▶ **WHAT YOU ARE ASKED TO DO**: Copy the lines below without any change. Begin at the first line and stop after the line that contains "- viewer-panel: Viewer: [302, 0, 357, 622]", including both of those lines.

------------------------------

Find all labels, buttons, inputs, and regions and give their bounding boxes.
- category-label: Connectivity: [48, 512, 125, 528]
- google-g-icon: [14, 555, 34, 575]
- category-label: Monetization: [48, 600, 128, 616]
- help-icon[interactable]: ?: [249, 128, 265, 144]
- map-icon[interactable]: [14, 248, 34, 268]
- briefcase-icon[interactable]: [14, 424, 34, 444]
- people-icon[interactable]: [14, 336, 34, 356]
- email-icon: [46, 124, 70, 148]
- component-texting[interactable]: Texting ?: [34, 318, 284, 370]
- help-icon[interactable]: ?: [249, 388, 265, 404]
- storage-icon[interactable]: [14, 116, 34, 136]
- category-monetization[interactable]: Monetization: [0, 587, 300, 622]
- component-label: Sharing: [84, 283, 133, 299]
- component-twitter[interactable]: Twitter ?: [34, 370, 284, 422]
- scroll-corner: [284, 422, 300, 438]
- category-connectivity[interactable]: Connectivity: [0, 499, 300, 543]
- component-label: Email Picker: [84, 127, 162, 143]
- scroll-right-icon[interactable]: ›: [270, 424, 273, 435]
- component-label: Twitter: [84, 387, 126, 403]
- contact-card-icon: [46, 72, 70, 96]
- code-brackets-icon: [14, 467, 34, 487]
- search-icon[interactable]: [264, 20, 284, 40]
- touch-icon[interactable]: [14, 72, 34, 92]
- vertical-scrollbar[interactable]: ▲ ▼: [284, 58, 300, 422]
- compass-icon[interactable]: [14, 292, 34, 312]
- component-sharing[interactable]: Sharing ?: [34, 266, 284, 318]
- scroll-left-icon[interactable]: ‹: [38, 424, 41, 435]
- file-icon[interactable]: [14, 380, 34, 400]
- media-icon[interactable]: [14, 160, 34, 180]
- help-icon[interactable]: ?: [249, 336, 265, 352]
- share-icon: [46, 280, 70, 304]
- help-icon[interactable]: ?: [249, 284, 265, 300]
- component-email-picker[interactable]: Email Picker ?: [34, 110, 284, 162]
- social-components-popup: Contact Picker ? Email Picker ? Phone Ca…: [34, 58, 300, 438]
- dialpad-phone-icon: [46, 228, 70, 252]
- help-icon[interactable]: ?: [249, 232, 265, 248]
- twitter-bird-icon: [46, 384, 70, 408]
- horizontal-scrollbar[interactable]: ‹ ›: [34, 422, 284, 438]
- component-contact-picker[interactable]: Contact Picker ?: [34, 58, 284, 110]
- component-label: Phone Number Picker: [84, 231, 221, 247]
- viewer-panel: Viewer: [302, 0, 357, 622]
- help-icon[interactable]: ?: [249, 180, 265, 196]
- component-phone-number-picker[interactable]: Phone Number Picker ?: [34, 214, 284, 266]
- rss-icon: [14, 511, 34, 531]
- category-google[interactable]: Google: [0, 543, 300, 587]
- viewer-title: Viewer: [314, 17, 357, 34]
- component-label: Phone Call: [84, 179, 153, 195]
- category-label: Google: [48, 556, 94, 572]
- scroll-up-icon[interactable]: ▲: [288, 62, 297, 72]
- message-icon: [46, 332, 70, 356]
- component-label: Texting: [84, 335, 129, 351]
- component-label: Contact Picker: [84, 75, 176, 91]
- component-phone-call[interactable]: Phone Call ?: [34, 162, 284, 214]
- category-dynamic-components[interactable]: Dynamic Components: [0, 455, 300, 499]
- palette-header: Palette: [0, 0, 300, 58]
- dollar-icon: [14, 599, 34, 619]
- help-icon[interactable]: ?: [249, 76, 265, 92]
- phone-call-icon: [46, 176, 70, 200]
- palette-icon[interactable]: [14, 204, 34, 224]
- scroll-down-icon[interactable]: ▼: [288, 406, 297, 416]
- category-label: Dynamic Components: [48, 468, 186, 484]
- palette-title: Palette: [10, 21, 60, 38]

------------------------------

▶ **ANSWER TO THE TASK**:
Find all labels, buttons, inputs, and regions and give their bounding boxes.
- category-label: Connectivity: [48, 512, 125, 528]
- google-g-icon: [14, 555, 34, 575]
- category-label: Monetization: [48, 600, 128, 616]
- help-icon[interactable]: ?: [249, 128, 265, 144]
- map-icon[interactable]: [14, 248, 34, 268]
- briefcase-icon[interactable]: [14, 424, 34, 444]
- people-icon[interactable]: [14, 336, 34, 356]
- email-icon: [46, 124, 70, 148]
- component-texting[interactable]: Texting ?: [34, 318, 284, 370]
- help-icon[interactable]: ?: [249, 388, 265, 404]
- storage-icon[interactable]: [14, 116, 34, 136]
- category-monetization[interactable]: Monetization: [0, 587, 300, 622]
- component-label: Sharing: [84, 283, 133, 299]
- component-twitter[interactable]: Twitter ?: [34, 370, 284, 422]
- scroll-corner: [284, 422, 300, 438]
- category-connectivity[interactable]: Connectivity: [0, 499, 300, 543]
- component-label: Email Picker: [84, 127, 162, 143]
- scroll-right-icon[interactable]: ›: [270, 424, 273, 435]
- component-label: Twitter: [84, 387, 126, 403]
- contact-card-icon: [46, 72, 70, 96]
- code-brackets-icon: [14, 467, 34, 487]
- search-icon[interactable]: [264, 20, 284, 40]
- touch-icon[interactable]: [14, 72, 34, 92]
- vertical-scrollbar[interactable]: ▲ ▼: [284, 58, 300, 422]
- compass-icon[interactable]: [14, 292, 34, 312]
- component-sharing[interactable]: Sharing ?: [34, 266, 284, 318]
- scroll-left-icon[interactable]: ‹: [38, 424, 41, 435]
- file-icon[interactable]: [14, 380, 34, 400]
- media-icon[interactable]: [14, 160, 34, 180]
- help-icon[interactable]: ?: [249, 336, 265, 352]
- share-icon: [46, 280, 70, 304]
- help-icon[interactable]: ?: [249, 284, 265, 300]
- component-email-picker[interactable]: Email Picker ?: [34, 110, 284, 162]
- social-components-popup: Contact Picker ? Email Picker ? Phone Ca…: [34, 58, 300, 438]
- dialpad-phone-icon: [46, 228, 70, 252]
- help-icon[interactable]: ?: [249, 232, 265, 248]
- twitter-bird-icon: [46, 384, 70, 408]
- horizontal-scrollbar[interactable]: ‹ ›: [34, 422, 284, 438]
- component-contact-picker[interactable]: Contact Picker ?: [34, 58, 284, 110]
- component-label: Phone Number Picker: [84, 231, 221, 247]
- viewer-panel: Viewer: [302, 0, 357, 622]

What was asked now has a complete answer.